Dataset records
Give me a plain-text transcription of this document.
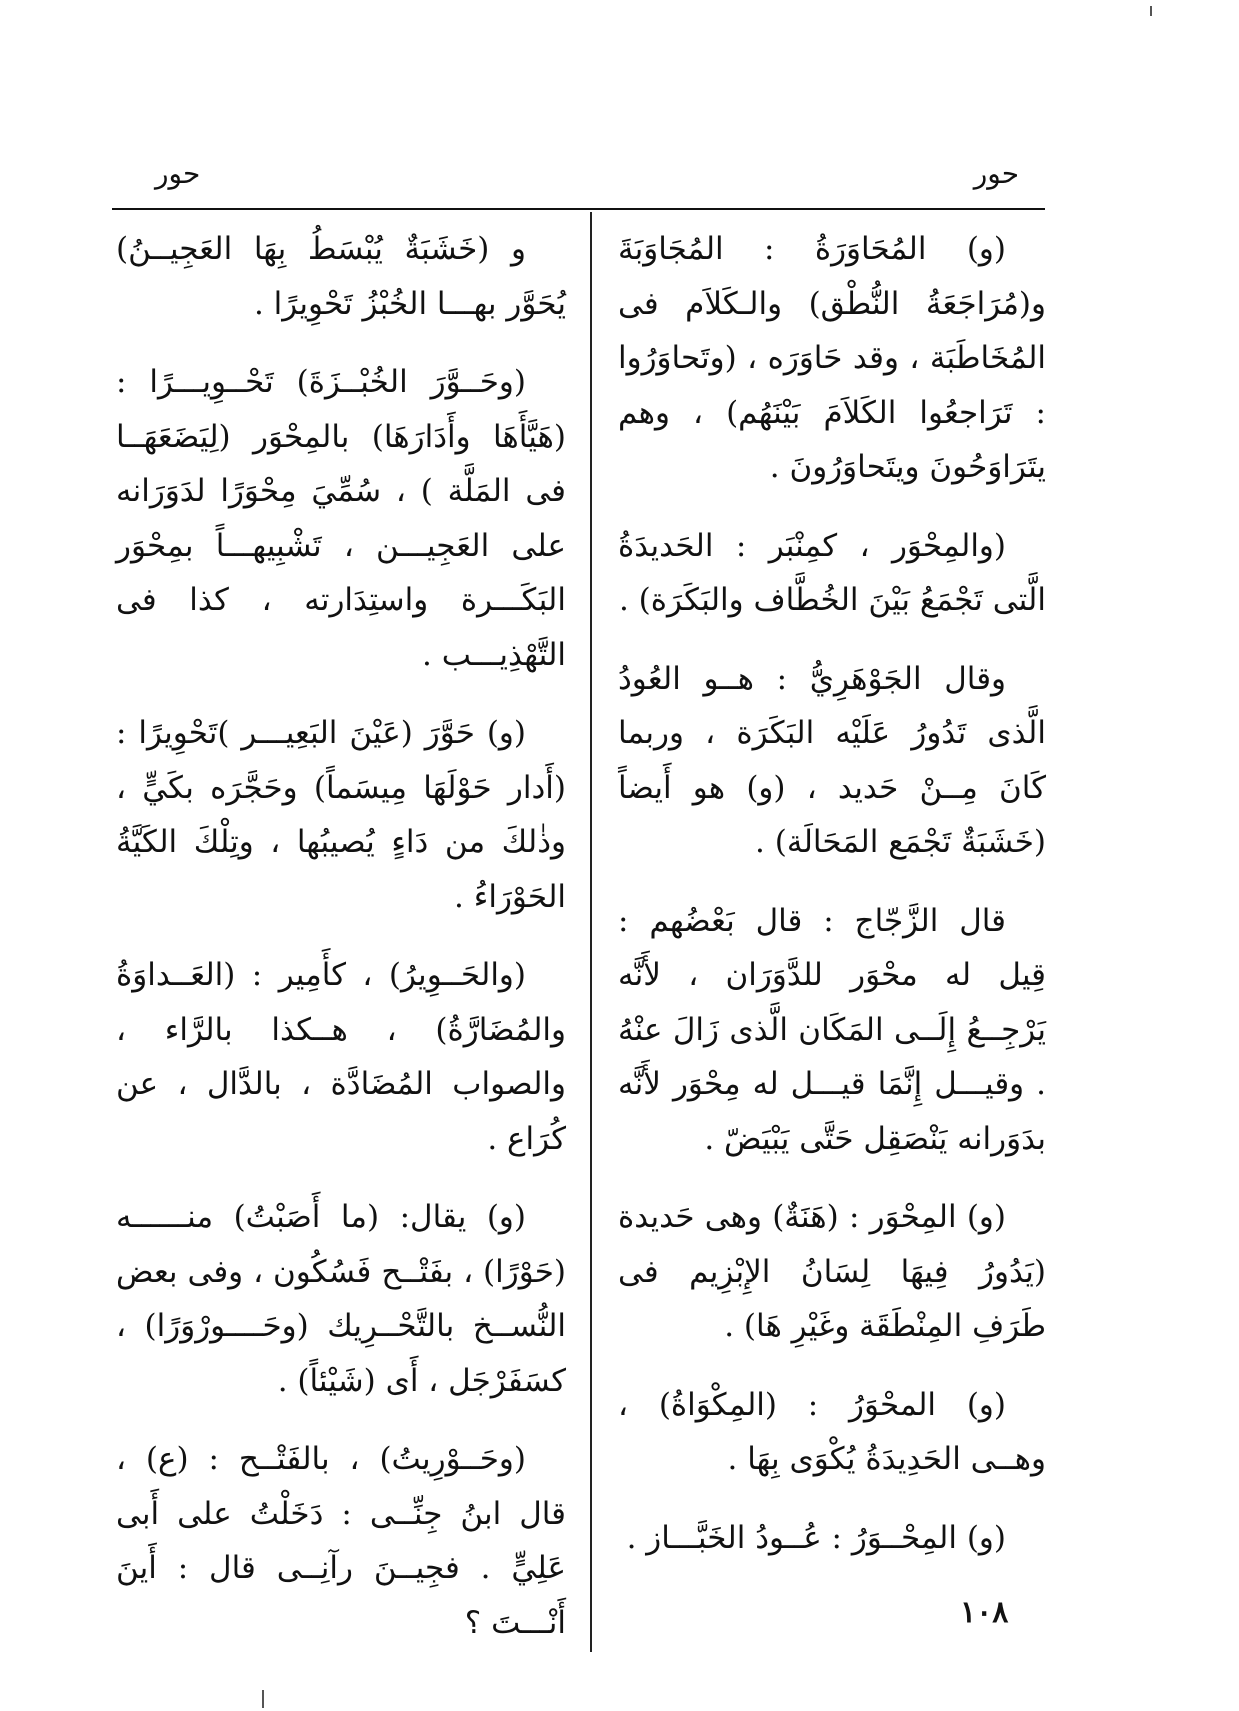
حور
حور

(و) المُحَاوَرَةُ : المُجَاوَبَةَ و(مُرَاجَعَةُ النُّطْق) والـكَلاَم فى المُخَاطَبَة ، وقد حَاوَرَه ، (وتَحاوَرُوا : تَرَاجعُوا الكَلاَمَ بَيْنَهُم) ، وهم يتَرَاوَحُونَ ويتَحاوَرُونَ .

(والمِحْوَر ، كمِنْبَر : الحَديدَةُ الَّتى تَجْمَعُ بَيْنَ الخُطَّاف والبَكَرَة) .

وقال الجَوْهَرِيُّ : هــو العُودُ الَّذى تَدُورُ عَلَيْه البَكَرَة ، وربما كَانَ مِــنْ حَديد ، (و) هو أَيضاً (خَشَبَةٌ تَجْمَع المَحَالَة) .

قال الزَّجّاج : قال بَعْضُهم : قِيل له محْوَر للدَّوَرَان ، لأَنَّه يَرْجِــعُ إِلَــى المَكَان الَّذى زَالَ عنْهُ . وقيـــل إِنَّمَا قيـــل له مِحْوَر لأَنَّه بدَوَرانه يَنْصَقِل حَتَّى يَبْيَضّ .

(و) المِحْوَر : (هَنَةٌ) وهى حَديدة (يَدُورُ فِيهَا لِسَانُ الإِبْزِيم فى طَرَفِ المِنْطَقَة وغَيْرِ هَا) .

(و) المحْوَرُ : (المِكْوَاةُ) ، وهــى الحَدِيدَةُ يُكْوَى بِهَا .

(و) المِحْــوَرُ : عُــودُ الخَبَّـــاز .

و (خَشَبَةٌ يُبْسَطُ بِهَا العَجِيــنُ) يُحَوَّر بهـــا الخُبْزُ تَحْوِيرًا .

(وحَــوَّرَ الخُبْــزَةَ) تَحْــوِيـــرًا : (هَيَّأَهَا وأَدَارَهَا) بالمِحْوَر (لِيَضَعَهَــا فى المَلَّة ) ، سُمِّيَ مِحْوَرًا لدَوَرَانه على العَجِيـــن ، تَشْبِيهـــاً بمِحْوَر البَكَـــرة واستِدَارته ، كذا فى التَّهْذِيـــب .

(و) حَوَّرَ (عَيْنَ البَعِيـــر )تَحْوِيرًا : (أَدار حَوْلَهَا مِيسَماً) وحَجَّرَه بكَيٍّ ، وذٰلكَ من دَاءٍ يُصيبُها ، وتِلْكَ الكَيَّةُ الحَوْرَاءُ .

(والحَــوِيرُ) ، كأَمِير : (العَــداوَةُ والمُضَارَّةُ) ، هــكذا بالرَّاء ، والصواب المُضَادَّة ، بالدَّال ، عن كُرَاع .

(و) يقال: (ما أَصَبْتُ) منــــــه (حَوْرًا) ، بفَتْــح فَسُكُون ، وفى بعض النُّســخ بالتَّحْــرِيك (وحَــــورْوَرًا) ، كسَفَرْجَل ، أَى (شَيْئاً) .

(وحَــوْرِيتُ) ، بالفَتْــح : (ع) ، قال ابنُ جِنِّــى : دَخَلْتُ على أَبى عَلِيٍّ . فجِيــنَ رآنِــى قال : أَينَ أَنْـــتَ ؟	١٠٨
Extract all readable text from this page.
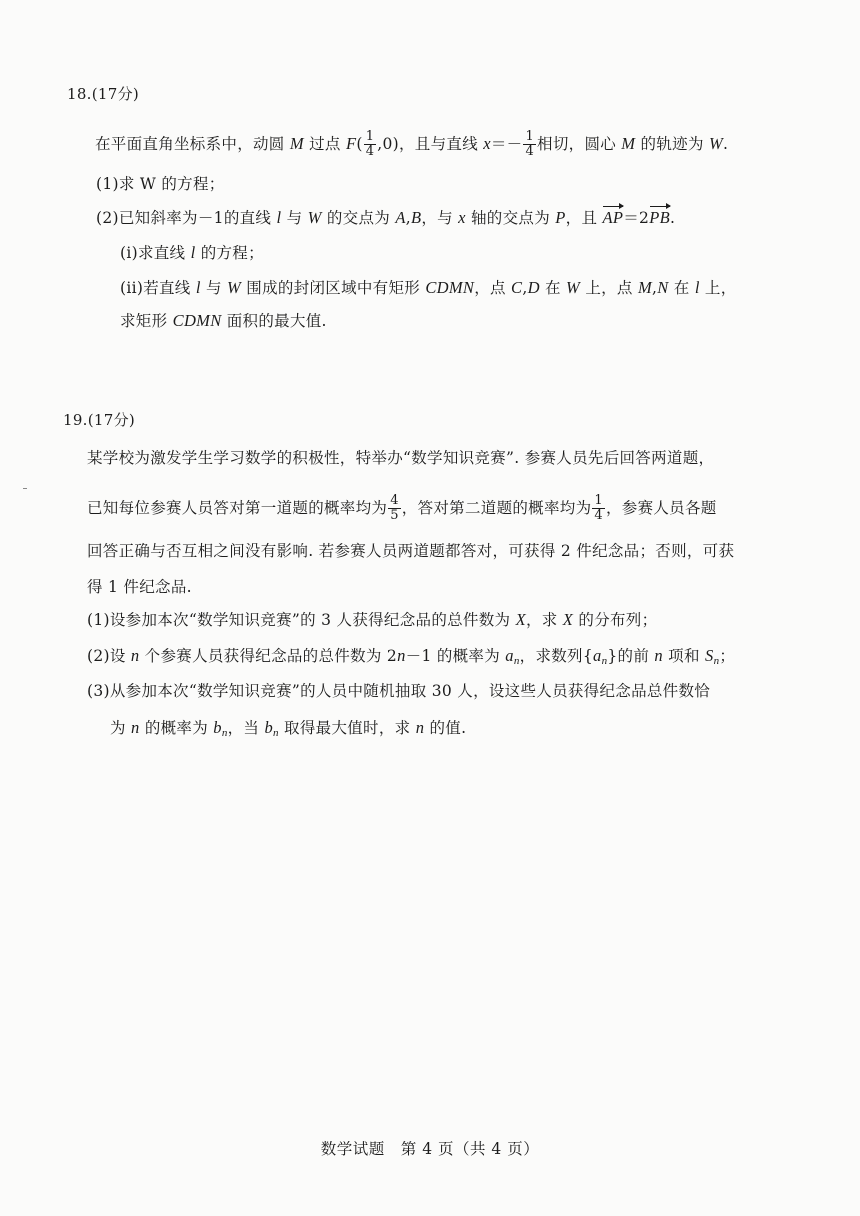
18.(17分)
在平面直角坐标系中，动圆 M 过点 $F( \frac{1}{4} ,0)$，且与直线 $x=- \frac{1}{4}$ 相切，圆心 M 的轨迹为 W.
(1)求 W 的方程；
(2)已知斜率为－1的直线 l 与 W 的交点为 A,B，与 x 轴的交点为 P，且 AP＝2PB.
(i)求直线 l 的方程；
(ii)若直线 l 与 W 围成的封闭区域中有矩形 CDMN，点 C,D 在 W 上，点 M,N 在 l 上，
求矩形 CDMN 面积的最大值.
19.(17分)
某学校为激发学生学习数学的积极性，特举办“数学知识竞赛”. 参赛人员先后回答两道题，
已知每位参赛人员答对第一道题的概率均为 $\frac{4}{5}$ ，答对第二道题的概率均为 $\frac{1}{4}$ ，参赛人员各题
回答正确与否互相之间没有影响. 若参赛人员两道题都答对，可获得 2 件纪念品；否则，可获
得 1 件纪念品.
(1)设参加本次“数学知识竞赛”的 3 人获得纪念品的总件数为 X，求 X 的分布列；
(2)设 n 个参赛人员获得纪念品的总件数为 2n－1 的概率为 $a_n$，求数列$\{a_n\}$的前 n 项和 $S_n$；
(3)从参加本次“数学知识竞赛”的人员中随机抽取 30 人，设这些人员获得纪念品总件数恰
为 n 的概率为 $b_n$，当 $b_n$ 取得最大值时，求 n 的值.
数学试题　第 4 页（共 4 页）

- **STATED PROBLEM**
Omit the pictures and write out the lines above from the one with "Extract all readable text from this page." through the last, unchanged.

- **FULL ANSWER**
Extract all readable text from this page.
18.(17分)
在平面直角坐标系中，动圆 M 过点 $F( \frac{1}{4} ,0)$，且与直线 $x=- \frac{1}{4}$ 相切，圆心 M 的轨迹为 W.
(1)求 W 的方程；
(2)已知斜率为－1的直线 l 与 W 的交点为 A,B，与 x 轴的交点为 P，且 AP＝2PB.
(i)求直线 l 的方程；
(ii)若直线 l 与 W 围成的封闭区域中有矩形 CDMN，点 C,D 在 W 上，点 M,N 在 l 上，
求矩形 CDMN 面积的最大值.
19.(17分)
某学校为激发学生学习数学的积极性，特举办“数学知识竞赛”. 参赛人员先后回答两道题，
已知每位参赛人员答对第一道题的概率均为 $\frac{4}{5}$ ，答对第二道题的概率均为 $\frac{1}{4}$ ，参赛人员各题
回答正确与否互相之间没有影响. 若参赛人员两道题都答对，可获得 2 件纪念品；否则，可获
得 1 件纪念品.
(1)设参加本次“数学知识竞赛”的 3 人获得纪念品的总件数为 X，求 X 的分布列；
(2)设 n 个参赛人员获得纪念品的总件数为 2n－1 的概率为 $a_n$，求数列$\{a_n\}$的前 n 项和 $S_n$；
(3)从参加本次“数学知识竞赛”的人员中随机抽取 30 人，设这些人员获得纪念品总件数恰
为 n 的概率为 $b_n$，当 $b_n$ 取得最大值时，求 n 的值.
数学试题　第 4 页（共 4 页）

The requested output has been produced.